◆ YOUR TASK
Give the entries again exactly, every one of them.

◆ RAW DATA
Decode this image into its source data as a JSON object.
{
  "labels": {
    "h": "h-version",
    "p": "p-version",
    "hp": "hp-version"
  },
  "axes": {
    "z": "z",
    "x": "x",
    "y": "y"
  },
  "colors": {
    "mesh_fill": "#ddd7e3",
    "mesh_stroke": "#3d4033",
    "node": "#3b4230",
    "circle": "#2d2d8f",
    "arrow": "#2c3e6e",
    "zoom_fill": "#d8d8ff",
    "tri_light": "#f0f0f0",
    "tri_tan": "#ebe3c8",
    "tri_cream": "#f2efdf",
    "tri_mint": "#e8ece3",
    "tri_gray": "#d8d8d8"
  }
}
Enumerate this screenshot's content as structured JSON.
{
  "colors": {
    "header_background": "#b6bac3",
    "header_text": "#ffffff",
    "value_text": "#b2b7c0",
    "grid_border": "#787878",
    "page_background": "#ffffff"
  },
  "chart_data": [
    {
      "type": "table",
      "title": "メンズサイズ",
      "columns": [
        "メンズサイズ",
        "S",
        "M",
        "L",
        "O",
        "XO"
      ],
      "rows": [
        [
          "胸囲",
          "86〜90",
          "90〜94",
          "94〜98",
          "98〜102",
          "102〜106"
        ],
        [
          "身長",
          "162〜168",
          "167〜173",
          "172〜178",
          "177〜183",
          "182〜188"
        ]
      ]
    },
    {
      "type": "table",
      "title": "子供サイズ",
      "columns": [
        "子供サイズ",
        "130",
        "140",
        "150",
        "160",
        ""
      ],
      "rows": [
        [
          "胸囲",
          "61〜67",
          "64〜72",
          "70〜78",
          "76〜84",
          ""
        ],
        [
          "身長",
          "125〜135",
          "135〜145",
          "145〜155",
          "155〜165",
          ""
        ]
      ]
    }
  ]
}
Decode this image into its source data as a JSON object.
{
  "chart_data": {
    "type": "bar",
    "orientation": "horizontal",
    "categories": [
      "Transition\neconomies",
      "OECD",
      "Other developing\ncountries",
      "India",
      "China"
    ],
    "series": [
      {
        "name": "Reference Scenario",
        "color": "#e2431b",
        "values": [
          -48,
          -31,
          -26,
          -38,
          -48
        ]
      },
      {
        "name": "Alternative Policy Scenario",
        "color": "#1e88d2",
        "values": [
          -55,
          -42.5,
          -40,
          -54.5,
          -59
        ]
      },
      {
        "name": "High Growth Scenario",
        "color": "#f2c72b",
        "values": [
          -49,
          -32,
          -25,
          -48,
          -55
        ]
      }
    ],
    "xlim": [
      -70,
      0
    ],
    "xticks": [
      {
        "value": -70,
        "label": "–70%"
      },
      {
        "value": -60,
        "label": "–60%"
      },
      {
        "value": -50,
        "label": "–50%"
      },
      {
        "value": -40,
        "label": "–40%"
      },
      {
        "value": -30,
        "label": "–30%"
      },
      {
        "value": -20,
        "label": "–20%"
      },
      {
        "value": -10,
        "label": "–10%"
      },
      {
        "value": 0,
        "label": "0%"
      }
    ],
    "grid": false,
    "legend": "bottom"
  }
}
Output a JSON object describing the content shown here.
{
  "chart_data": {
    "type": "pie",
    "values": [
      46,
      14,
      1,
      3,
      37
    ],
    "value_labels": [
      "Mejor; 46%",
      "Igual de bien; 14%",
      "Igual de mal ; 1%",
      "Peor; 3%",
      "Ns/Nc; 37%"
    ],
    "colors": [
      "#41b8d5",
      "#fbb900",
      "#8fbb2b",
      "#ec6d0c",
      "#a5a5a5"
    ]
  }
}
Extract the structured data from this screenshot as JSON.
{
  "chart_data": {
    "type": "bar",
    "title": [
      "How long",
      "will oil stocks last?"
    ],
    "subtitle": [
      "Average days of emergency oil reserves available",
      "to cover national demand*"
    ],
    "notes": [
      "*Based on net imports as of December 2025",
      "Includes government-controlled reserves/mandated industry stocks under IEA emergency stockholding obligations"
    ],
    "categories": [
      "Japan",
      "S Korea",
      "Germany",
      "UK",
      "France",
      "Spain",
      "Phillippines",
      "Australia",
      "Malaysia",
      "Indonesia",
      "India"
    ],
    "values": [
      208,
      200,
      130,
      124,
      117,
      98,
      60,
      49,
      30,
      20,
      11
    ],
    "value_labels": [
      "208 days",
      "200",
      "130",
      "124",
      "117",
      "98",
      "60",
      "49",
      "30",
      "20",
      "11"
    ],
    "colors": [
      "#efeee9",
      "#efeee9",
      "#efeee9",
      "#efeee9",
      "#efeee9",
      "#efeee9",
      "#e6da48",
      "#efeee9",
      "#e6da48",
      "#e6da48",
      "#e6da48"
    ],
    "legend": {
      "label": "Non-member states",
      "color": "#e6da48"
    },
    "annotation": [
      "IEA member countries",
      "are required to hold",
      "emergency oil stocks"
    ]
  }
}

◆ TASK OUTPUT
Decode this image into its source data as a JSON object.
{
  "labels": {
    "h": "h-version",
    "p": "p-version",
    "hp": "hp-version"
  },
  "axes": {
    "z": "z",
    "x": "x",
    "y": "y"
  },
  "colors": {
    "mesh_fill": "#ddd7e3",
    "mesh_stroke": "#3d4033",
    "node": "#3b4230",
    "circle": "#2d2d8f",
    "arrow": "#2c3e6e",
    "zoom_fill": "#d8d8ff",
    "tri_light": "#f0f0f0",
    "tri_tan": "#ebe3c8",
    "tri_cream": "#f2efdf",
    "tri_mint": "#e8ece3",
    "tri_gray": "#d8d8d8"
  }
}
Enumerate this screenshot's content as structured JSON.
{
  "colors": {
    "header_background": "#b6bac3",
    "header_text": "#ffffff",
    "value_text": "#b2b7c0",
    "grid_border": "#787878",
    "page_background": "#ffffff"
  },
  "chart_data": [
    {
      "type": "table",
      "title": "メンズサイズ",
      "columns": [
        "メンズサイズ",
        "S",
        "M",
        "L",
        "O",
        "XO"
      ],
      "rows": [
        [
          "胸囲",
          "86〜90",
          "90〜94",
          "94〜98",
          "98〜102",
          "102〜106"
        ],
        [
          "身長",
          "162〜168",
          "167〜173",
          "172〜178",
          "177〜183",
          "182〜188"
        ]
      ]
    },
    {
      "type": "table",
      "title": "子供サイズ",
      "columns": [
        "子供サイズ",
        "130",
        "140",
        "150",
        "160",
        ""
      ],
      "rows": [
        [
          "胸囲",
          "61〜67",
          "64〜72",
          "70〜78",
          "76〜84",
          ""
        ],
        [
          "身長",
          "125〜135",
          "135〜145",
          "145〜155",
          "155〜165",
          ""
        ]
      ]
    }
  ]
}
Decode this image into its source data as a JSON object.
{
  "chart_data": {
    "type": "bar",
    "orientation": "horizontal",
    "categories": [
      "Transition\neconomies",
      "OECD",
      "Other developing\ncountries",
      "India",
      "China"
    ],
    "series": [
      {
        "name": "Reference Scenario",
        "color": "#e2431b",
        "values": [
          -48,
          -31,
          -26,
          -38,
          -48
        ]
      },
      {
        "name": "Alternative Policy Scenario",
        "color": "#1e88d2",
        "values": [
          -55,
          -42.5,
          -40,
          -54.5,
          -59
        ]
      },
      {
        "name": "High Growth Scenario",
        "color": "#f2c72b",
        "values": [
          -49,
          -32,
          -25,
          -48,
          -55
        ]
      }
    ],
    "xlim": [
      -70,
      0
    ],
    "xticks": [
      {
        "value": -70,
        "label": "–70%"
      },
      {
        "value": -60,
        "label": "–60%"
      },
      {
        "value": -50,
        "label": "–50%"
      },
      {
        "value": -40,
        "label": "–40%"
      },
      {
        "value": -30,
        "label": "–30%"
      },
      {
        "value": -20,
        "label": "–20%"
      },
      {
        "value": -10,
        "label": "–10%"
      },
      {
        "value": 0,
        "label": "0%"
      }
    ],
    "grid": false,
    "legend": "bottom"
  }
}
Output a JSON object describing the content shown here.
{
  "chart_data": {
    "type": "pie",
    "values": [
      46,
      14,
      1,
      3,
      37
    ],
    "value_labels": [
      "Mejor; 46%",
      "Igual de bien; 14%",
      "Igual de mal ; 1%",
      "Peor; 3%",
      "Ns/Nc; 37%"
    ],
    "colors": [
      "#41b8d5",
      "#fbb900",
      "#8fbb2b",
      "#ec6d0c",
      "#a5a5a5"
    ]
  }
}
Extract the structured data from this screenshot as JSON.
{
  "chart_data": {
    "type": "bar",
    "title": [
      "How long",
      "will oil stocks last?"
    ],
    "subtitle": [
      "Average days of emergency oil reserves available",
      "to cover national demand*"
    ],
    "notes": [
      "*Based on net imports as of December 2025",
      "Includes government-controlled reserves/mandated industry stocks under IEA emergency stockholding obligations"
    ],
    "categories": [
      "Japan",
      "S Korea",
      "Germany",
      "UK",
      "France",
      "Spain",
      "Phillippines",
      "Australia",
      "Malaysia",
      "Indonesia",
      "India"
    ],
    "values": [
      208,
      200,
      130,
      124,
      117,
      98,
      60,
      49,
      30,
      20,
      11
    ],
    "value_labels": [
      "208 days",
      "200",
      "130",
      "124",
      "117",
      "98",
      "60",
      "49",
      "30",
      "20",
      "11"
    ],
    "colors": [
      "#efeee9",
      "#efeee9",
      "#efeee9",
      "#efeee9",
      "#efeee9",
      "#efeee9",
      "#e6da48",
      "#efeee9",
      "#e6da48",
      "#e6da48",
      "#e6da48"
    ],
    "legend": {
      "label": "Non-member states",
      "color": "#e6da48"
    },
    "annotation": [
      "IEA member countries",
      "are required to hold",
      "emergency oil stocks"
    ]
  }
}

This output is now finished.